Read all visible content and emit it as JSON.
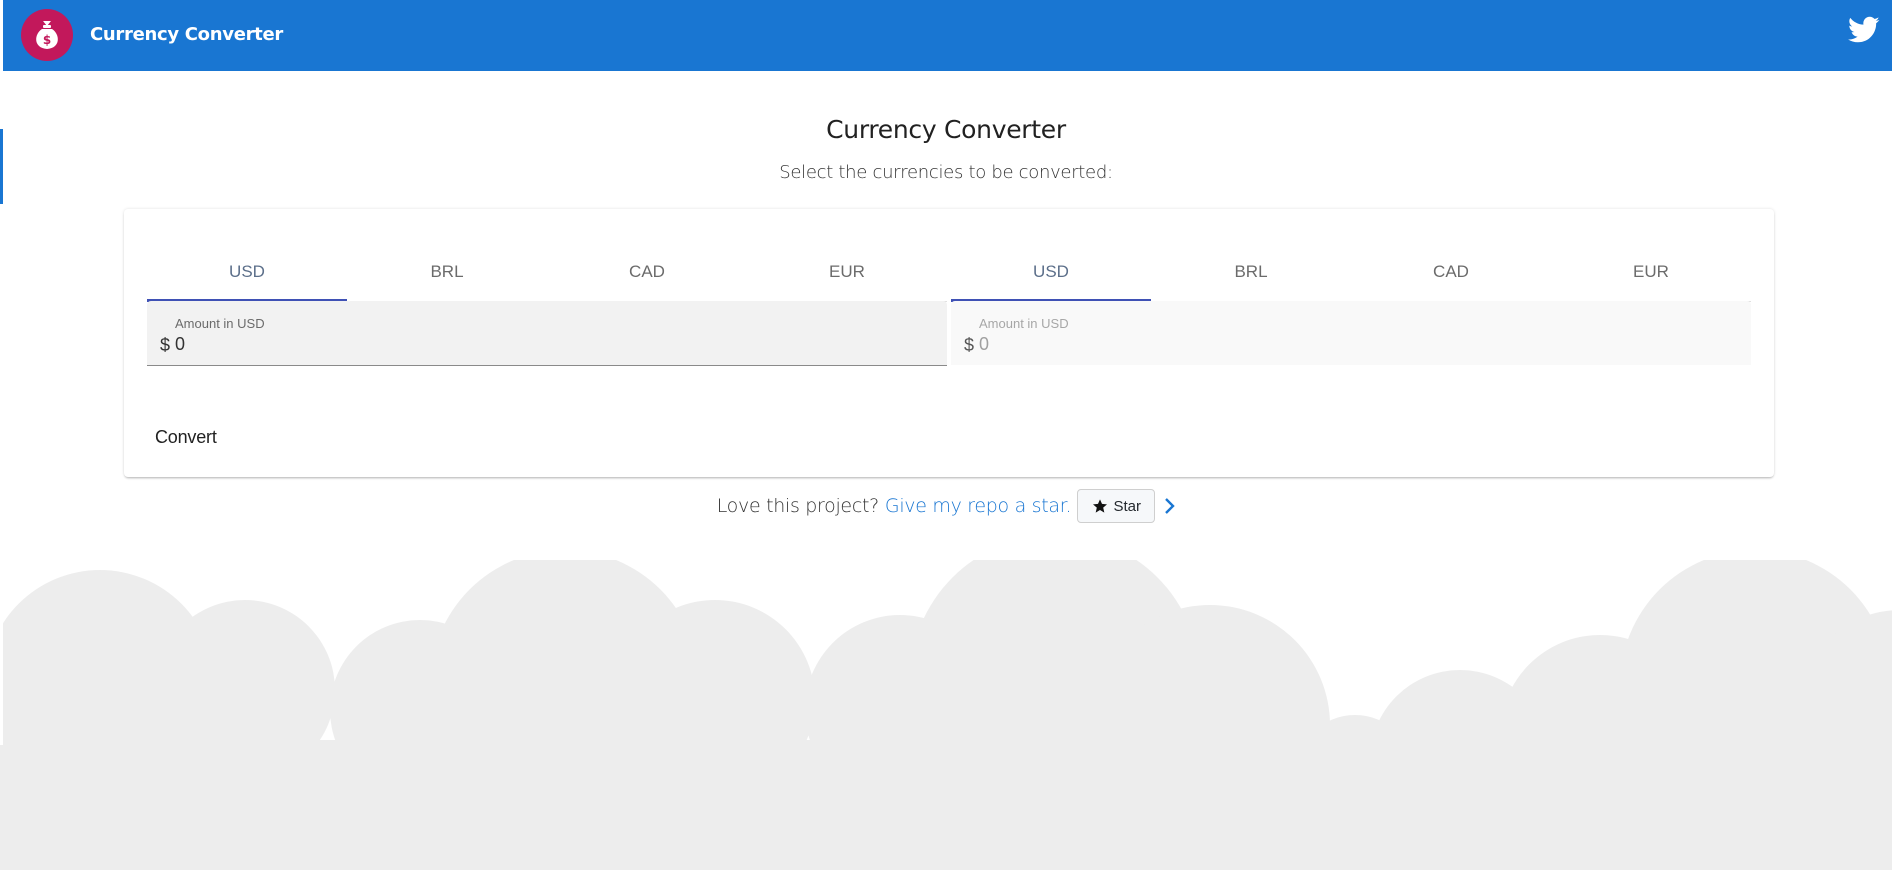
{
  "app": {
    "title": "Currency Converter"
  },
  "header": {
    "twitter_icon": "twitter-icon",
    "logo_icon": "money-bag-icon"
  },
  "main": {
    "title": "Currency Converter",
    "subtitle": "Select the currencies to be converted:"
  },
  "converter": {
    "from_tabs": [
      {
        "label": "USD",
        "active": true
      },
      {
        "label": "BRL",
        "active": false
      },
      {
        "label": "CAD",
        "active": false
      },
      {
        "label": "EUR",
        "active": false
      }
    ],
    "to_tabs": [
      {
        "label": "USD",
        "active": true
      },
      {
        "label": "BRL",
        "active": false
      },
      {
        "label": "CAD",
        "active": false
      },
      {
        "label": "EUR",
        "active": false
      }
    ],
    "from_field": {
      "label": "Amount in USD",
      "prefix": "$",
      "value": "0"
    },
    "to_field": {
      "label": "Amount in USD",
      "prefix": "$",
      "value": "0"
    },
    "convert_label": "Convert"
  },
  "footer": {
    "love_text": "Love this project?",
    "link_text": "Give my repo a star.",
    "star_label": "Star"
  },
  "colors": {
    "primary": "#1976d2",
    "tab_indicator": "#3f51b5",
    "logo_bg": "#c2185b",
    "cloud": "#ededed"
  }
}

* * * * * * *

## Task
Pictures in the records above should not be copied. Repeat everything else exactly.

## Complete output
Read all visible content and emit it as JSON.
{
  "app": {
    "title": "Currency Converter"
  },
  "header": {
    "twitter_icon": "twitter-icon",
    "logo_icon": "money-bag-icon"
  },
  "main": {
    "title": "Currency Converter",
    "subtitle": "Select the currencies to be converted:"
  },
  "converter": {
    "from_tabs": [
      {
        "label": "USD",
        "active": true
      },
      {
        "label": "BRL",
        "active": false
      },
      {
        "label": "CAD",
        "active": false
      },
      {
        "label": "EUR",
        "active": false
      }
    ],
    "to_tabs": [
      {
        "label": "USD",
        "active": true
      },
      {
        "label": "BRL",
        "active": false
      },
      {
        "label": "CAD",
        "active": false
      },
      {
        "label": "EUR",
        "active": false
      }
    ],
    "from_field": {
      "label": "Amount in USD",
      "prefix": "$",
      "value": "0"
    },
    "to_field": {
      "label": "Amount in USD",
      "prefix": "$",
      "value": "0"
    },
    "convert_label": "Convert"
  },
  "footer": {
    "love_text": "Love this project?",
    "link_text": "Give my repo a star.",
    "star_label": "Star"
  },
  "colors": {
    "primary": "#1976d2",
    "tab_indicator": "#3f51b5",
    "logo_bg": "#c2185b",
    "cloud": "#ededed"
  }
}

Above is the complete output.